Task goal:
Please report every line from the material that contains the word "μέσα".

(Data entries)
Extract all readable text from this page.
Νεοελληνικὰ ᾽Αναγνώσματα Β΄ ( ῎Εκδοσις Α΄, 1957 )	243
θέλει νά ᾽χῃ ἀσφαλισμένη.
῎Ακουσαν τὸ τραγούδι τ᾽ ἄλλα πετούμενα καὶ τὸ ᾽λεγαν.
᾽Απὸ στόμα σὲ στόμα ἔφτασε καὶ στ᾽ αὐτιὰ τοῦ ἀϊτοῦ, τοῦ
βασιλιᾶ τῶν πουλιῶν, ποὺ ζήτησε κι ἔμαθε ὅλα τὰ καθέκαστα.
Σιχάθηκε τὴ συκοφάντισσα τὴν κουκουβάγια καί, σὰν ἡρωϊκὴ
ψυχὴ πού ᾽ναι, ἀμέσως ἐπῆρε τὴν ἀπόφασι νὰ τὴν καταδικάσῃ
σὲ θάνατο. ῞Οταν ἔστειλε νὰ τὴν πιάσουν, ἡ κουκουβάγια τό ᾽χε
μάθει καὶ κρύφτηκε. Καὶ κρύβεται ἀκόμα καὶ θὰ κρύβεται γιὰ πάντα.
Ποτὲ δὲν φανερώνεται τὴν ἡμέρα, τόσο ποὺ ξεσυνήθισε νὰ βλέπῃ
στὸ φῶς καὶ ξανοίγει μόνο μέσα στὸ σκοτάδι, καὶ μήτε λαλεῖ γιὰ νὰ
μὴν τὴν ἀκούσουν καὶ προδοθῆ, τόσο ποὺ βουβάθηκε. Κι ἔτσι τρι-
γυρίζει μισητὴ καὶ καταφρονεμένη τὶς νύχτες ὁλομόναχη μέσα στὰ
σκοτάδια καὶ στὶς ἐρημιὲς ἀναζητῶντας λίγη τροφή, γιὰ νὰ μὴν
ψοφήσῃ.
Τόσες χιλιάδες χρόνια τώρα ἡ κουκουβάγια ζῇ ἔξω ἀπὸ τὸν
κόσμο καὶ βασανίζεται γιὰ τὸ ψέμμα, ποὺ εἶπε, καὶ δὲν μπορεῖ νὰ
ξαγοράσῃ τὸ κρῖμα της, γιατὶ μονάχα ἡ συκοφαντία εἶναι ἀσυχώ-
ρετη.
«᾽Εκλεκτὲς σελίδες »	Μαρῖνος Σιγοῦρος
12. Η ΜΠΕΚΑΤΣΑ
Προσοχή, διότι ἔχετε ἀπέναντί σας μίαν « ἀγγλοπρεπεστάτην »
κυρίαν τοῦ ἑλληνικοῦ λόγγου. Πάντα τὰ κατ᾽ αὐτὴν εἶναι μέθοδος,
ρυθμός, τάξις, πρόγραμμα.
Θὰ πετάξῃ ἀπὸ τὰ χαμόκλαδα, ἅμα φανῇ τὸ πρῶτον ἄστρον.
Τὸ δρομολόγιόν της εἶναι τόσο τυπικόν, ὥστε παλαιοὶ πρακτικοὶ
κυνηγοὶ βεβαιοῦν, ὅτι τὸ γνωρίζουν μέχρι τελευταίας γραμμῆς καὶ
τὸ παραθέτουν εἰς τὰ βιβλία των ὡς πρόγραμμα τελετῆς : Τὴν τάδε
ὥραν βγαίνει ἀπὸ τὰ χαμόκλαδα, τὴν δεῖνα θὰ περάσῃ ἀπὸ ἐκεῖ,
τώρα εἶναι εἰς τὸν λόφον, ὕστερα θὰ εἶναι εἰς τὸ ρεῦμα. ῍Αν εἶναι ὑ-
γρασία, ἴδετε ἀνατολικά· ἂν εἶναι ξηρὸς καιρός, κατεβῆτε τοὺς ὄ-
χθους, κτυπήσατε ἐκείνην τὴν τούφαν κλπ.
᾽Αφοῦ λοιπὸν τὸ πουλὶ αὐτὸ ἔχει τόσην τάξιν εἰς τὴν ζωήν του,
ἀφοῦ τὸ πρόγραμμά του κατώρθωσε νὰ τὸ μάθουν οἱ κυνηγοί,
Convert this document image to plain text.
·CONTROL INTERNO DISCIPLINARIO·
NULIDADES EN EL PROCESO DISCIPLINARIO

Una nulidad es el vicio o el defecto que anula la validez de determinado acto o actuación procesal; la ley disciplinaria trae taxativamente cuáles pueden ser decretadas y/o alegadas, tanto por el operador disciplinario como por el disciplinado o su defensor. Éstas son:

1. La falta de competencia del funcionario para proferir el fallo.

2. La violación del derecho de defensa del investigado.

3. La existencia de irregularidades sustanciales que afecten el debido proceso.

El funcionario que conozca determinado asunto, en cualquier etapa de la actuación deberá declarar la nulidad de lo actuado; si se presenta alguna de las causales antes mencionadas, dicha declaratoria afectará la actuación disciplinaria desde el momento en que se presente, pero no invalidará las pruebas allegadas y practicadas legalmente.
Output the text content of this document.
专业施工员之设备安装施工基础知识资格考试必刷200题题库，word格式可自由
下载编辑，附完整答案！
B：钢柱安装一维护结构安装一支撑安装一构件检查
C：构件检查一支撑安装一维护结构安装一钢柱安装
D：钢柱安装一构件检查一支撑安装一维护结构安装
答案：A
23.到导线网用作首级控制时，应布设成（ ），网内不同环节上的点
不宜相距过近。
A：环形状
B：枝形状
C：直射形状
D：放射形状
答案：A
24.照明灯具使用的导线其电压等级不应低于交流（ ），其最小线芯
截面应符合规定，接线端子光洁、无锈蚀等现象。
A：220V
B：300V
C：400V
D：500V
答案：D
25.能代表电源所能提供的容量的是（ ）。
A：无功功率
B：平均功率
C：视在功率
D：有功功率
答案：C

Response to this exercise:
στὸ φῶς καὶ ξανοίγει μόνο μέσα στὸ σκοτάδι, καὶ μήτε λαλεῖ γιὰ νὰ
γυρίζει μισητὴ καὶ καταφρονεμένη τὶς νύχτες ὁλομόναχη μέσα στὰ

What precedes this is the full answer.